You have no solutions for the problems in the FUSSP and your
implementation and deployment plan is tell to Google, but you do know that
Arthur C. Clarke wrote "When a distinguished but elderly scientist states
that something is possible, he is almost certainly right. When he states
that something is impossible, he is very probably wrong."
Despite having invented the FUSSP, you not only don't know
the difference between the SMTP envelope and SMTP headers.
You doubt there is such a thing as the SMTP envelope because email
doesn't involve paper.
Despite having invented the FUSSP, your SMTP header and DSN
reading skills are such that when you send a mail
message to two sites and one rejects it,
you can't tell that only one rejected it, not to mention which one.
Spammers can't use automation or cheap labor for puzzle solving,
character recognition,
or other hoops that the FUSSP requires of legitimate mail senders.
With standards, the implementation cost is about zero, so the FUSSP will
be practically universally deployed within months of being documented in
an RFC.
You know that the failure of SMTP servers to authenticate the SMTP
clients of strangers is a major bug in SMTP instead of an expression
of a primary design goal.

• • •

◆ Written task 1:
Copy the stretch of the FUSSP passage from "Despite having invented the FUSSP, your" through "legitimate mail senders.", changing "cheap labor" to "low-paid workers".
◆ Written task 2:
Write what comes next in the FUSSP passage, starting after its last line.

◆ Listed entries:
• • •

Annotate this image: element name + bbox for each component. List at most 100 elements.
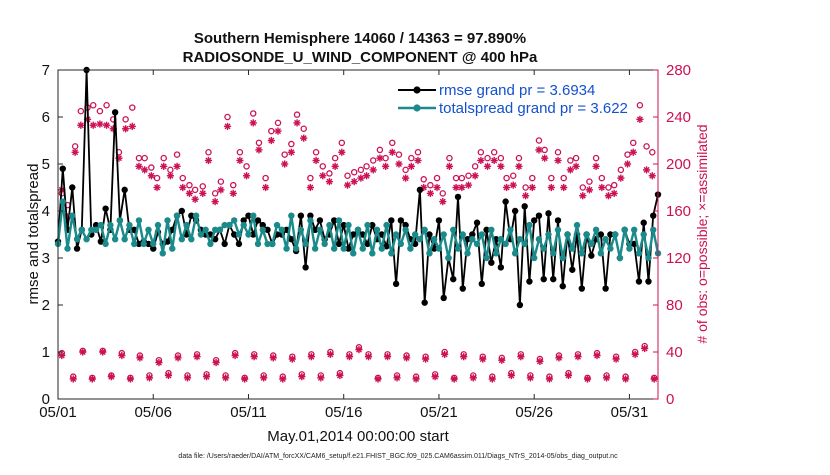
obs-possible-marker: [243, 163, 250, 170]
totalspread-point: [488, 226, 495, 233]
rmse-point: [511, 207, 519, 215]
rmse-point: [221, 240, 228, 248]
obs-possible-marker: [515, 154, 523, 162]
totalspread-point: [359, 245, 366, 252]
totalspread-point: [230, 217, 238, 224]
rmse-point: [135, 240, 143, 248]
obs-marker-stroke: [326, 178, 333, 185]
totalspread-point: [421, 226, 428, 233]
obs-marker-stroke: [489, 376, 496, 383]
obs-marker-stroke: [179, 184, 186, 191]
obs-assimilated-marker: [439, 198, 447, 206]
obs-marker-stroke: [497, 163, 504, 170]
obs-assimilated-marker: [145, 374, 154, 382]
obs-marker-stroke: [243, 172, 250, 179]
obs-marker-stroke: [319, 172, 326, 179]
obs-marker-stroke: [357, 175, 364, 182]
obs-marker-stroke: [472, 172, 479, 179]
obs-assimilated-marker: [497, 162, 505, 170]
obs-marker-stroke: [154, 184, 161, 191]
obs-marker-stroke: [79, 348, 86, 356]
obs-marker-stroke: [160, 163, 167, 170]
obs-possible-marker: [326, 170, 333, 177]
obs-assimilated-marker: [422, 355, 430, 363]
obs-marker-stroke: [70, 376, 77, 383]
obs-marker-stroke: [148, 172, 155, 179]
obs-marker-stroke: [99, 348, 106, 356]
obs-marker-stroke: [72, 149, 79, 156]
rmse-point: [316, 217, 324, 224]
obs-marker-stroke: [567, 166, 574, 173]
totalspread-point: [497, 236, 505, 243]
obs-assimilated-marker: [572, 162, 580, 170]
totalspread-point: [288, 212, 295, 219]
totalspread-point: [388, 250, 395, 257]
obs-assimilated-marker: [477, 156, 485, 165]
totalspread-point: [126, 221, 133, 229]
totalspread-point: [183, 221, 190, 229]
totalspread-point: [588, 240, 595, 248]
totalspread-point: [416, 236, 424, 243]
obs-assimilated-marker: [222, 374, 230, 382]
rmse-point: [569, 266, 576, 273]
totalspread-point: [97, 221, 105, 229]
obs-marker-stroke: [363, 172, 370, 179]
rmse-point: [635, 278, 643, 285]
obs-assimilated-marker: [610, 189, 618, 197]
totalspread-point: [121, 236, 128, 243]
obs-assimilated-marker: [545, 375, 554, 383]
totalspread-point: [73, 236, 81, 243]
obs-possible-marker: [535, 137, 543, 144]
totalspread-point: [111, 236, 119, 243]
obs-marker-stroke: [594, 352, 601, 359]
obs-marker-stroke: [413, 376, 420, 383]
obs-possible-marker: [300, 125, 307, 133]
obs-possible-marker: [541, 146, 548, 154]
totalspread-point: [330, 245, 338, 252]
series-lines: [54, 66, 662, 309]
obs-assimilated-marker: [574, 353, 582, 361]
rmse-point: [469, 231, 476, 238]
totalspread-point: [226, 221, 233, 229]
obs-marker-stroke: [184, 374, 191, 381]
rmse-point: [526, 278, 533, 285]
obs-marker-stroke: [236, 157, 243, 164]
obs-marker-stroke: [546, 376, 553, 383]
obs-marker-stroke: [465, 182, 472, 189]
obs-marker-stroke: [212, 198, 219, 205]
obs-marker-stroke: [77, 122, 84, 129]
obs-assimilated-marker: [471, 172, 479, 180]
obs-marker-stroke: [376, 155, 383, 162]
totalspread-point: [145, 226, 152, 233]
rmse-point: [545, 210, 552, 217]
obs-marker-stroke: [414, 157, 422, 164]
totalspread-point: [130, 240, 138, 248]
obs-possible-marker: [529, 174, 536, 182]
obs-possible-marker: [408, 154, 415, 162]
rmse-point: [535, 212, 543, 219]
obs-marker-stroke: [192, 196, 199, 203]
rmse-point: [435, 217, 443, 224]
obs-assimilated-marker: [331, 162, 339, 170]
obs-marker-stroke: [351, 178, 358, 185]
legend: rmse grand pr = 3.6934 totalspread grand…: [398, 82, 628, 117]
rmse-point: [302, 264, 309, 271]
obs-assimilated-marker: [231, 351, 239, 360]
totalspread-point: [259, 226, 266, 233]
totalspread-point: [626, 245, 633, 252]
x-tick-label: 05/26: [515, 404, 553, 421]
totalspread-point: [483, 254, 490, 262]
rmse-point: [178, 207, 186, 215]
obs-marker-stroke: [298, 373, 305, 380]
obs-possible-marker: [605, 184, 612, 191]
x-tick-label: 05/21: [420, 404, 458, 421]
obs-assimilated-marker: [298, 373, 306, 381]
obs-marker-stroke: [439, 198, 446, 205]
obs-assimilated-marker: [155, 358, 163, 367]
obs-marker-stroke: [146, 374, 153, 381]
rmse-point: [235, 240, 243, 248]
totalspread-point: [135, 217, 143, 224]
totalspread-point: [78, 226, 86, 233]
obs-assimilated-marker: [426, 189, 434, 197]
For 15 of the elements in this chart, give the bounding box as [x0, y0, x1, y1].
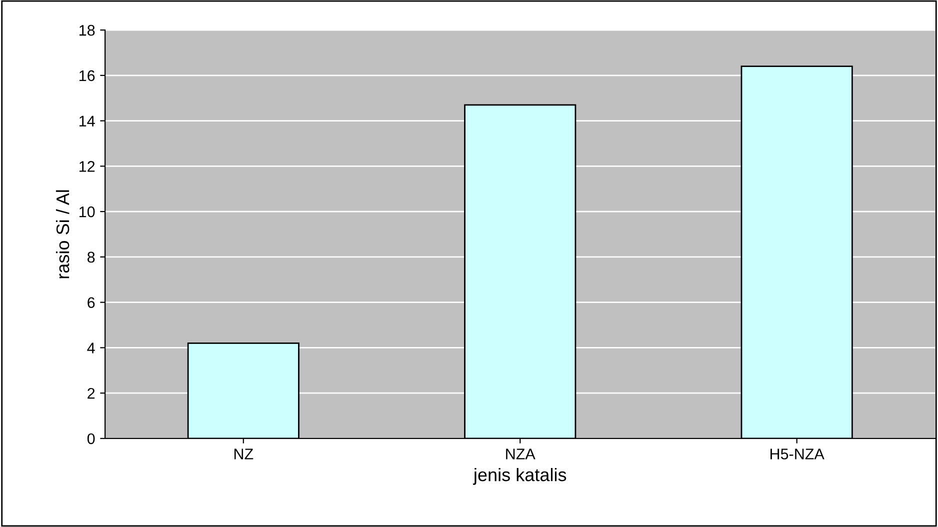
y-axis-title: rasio Si / Al: [56, 190, 70, 278]
x-tick-label: H5-NZA: [770, 448, 824, 460]
y-tick-label: 18: [80, 24, 95, 36]
y-tick-label: 16: [80, 70, 95, 82]
y-tick-label: 0: [87, 433, 95, 444]
y-tick-label: 12: [80, 161, 95, 172]
x-axis-title: jenis katalis: [473, 468, 566, 485]
y-tick-label: 2: [88, 388, 95, 399]
y-tick-label: 8: [88, 252, 95, 263]
x-tick-label: NZ: [234, 448, 254, 460]
y-tick-label: 4: [87, 342, 95, 354]
y-tick-label: 6: [88, 297, 95, 308]
x-tick-label: NZA: [506, 448, 536, 460]
y-tick-label: 14: [80, 116, 95, 126]
y-tick-label: 10: [80, 206, 95, 218]
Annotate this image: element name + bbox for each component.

• • •

◆ Exercise response 1:
Despite having invented the FUSSP, your SMTP header and DSN
reading skills are such that when you send a mail
message to two sites and one rejects it,
you can't tell that only one rejected it, not to mention which one.
Spammers can't use automation or low-paid workers for puzzle solving,
character recognition,
or other hoops that the FUSSP requires of legitimate mail senders.

◆ Exercise response 2:
The FUSSP requires a small number of central servers on the Internet
to handle certificates, act as pull servers for bulk mail, account
for mail charges, or whatever, and that is good thing or not a problem
The FUSSP uses central servers to manage all mailing list
subscriptions on the Internet, handle digital signatures for mail,
and track spam. Your impression that Google has 100% uptime shows that
this problem can be solved by using a bunch of Linux systems.
The central servers required by the FUSSP to handle all mailing
list subscriptions, digital signatures for mail and so forth will
be run by a non-profit organization. It will be easy to find or
create a non-profit organization that everyone will trust.
The FUSSP involves ISPs issuing certificates to users and
the ISPs that today don't terminate the accounts of spammers and don't
investigate prospective customers enough to refuse service
to spammers today will refuse FUSSP certificates to known spammers
and revoke the certificates of new spammers.
You frequently use terms from math, statistics, and information
theory, but have never heard of The Law of Large Numbers and
think entropy is something about heat.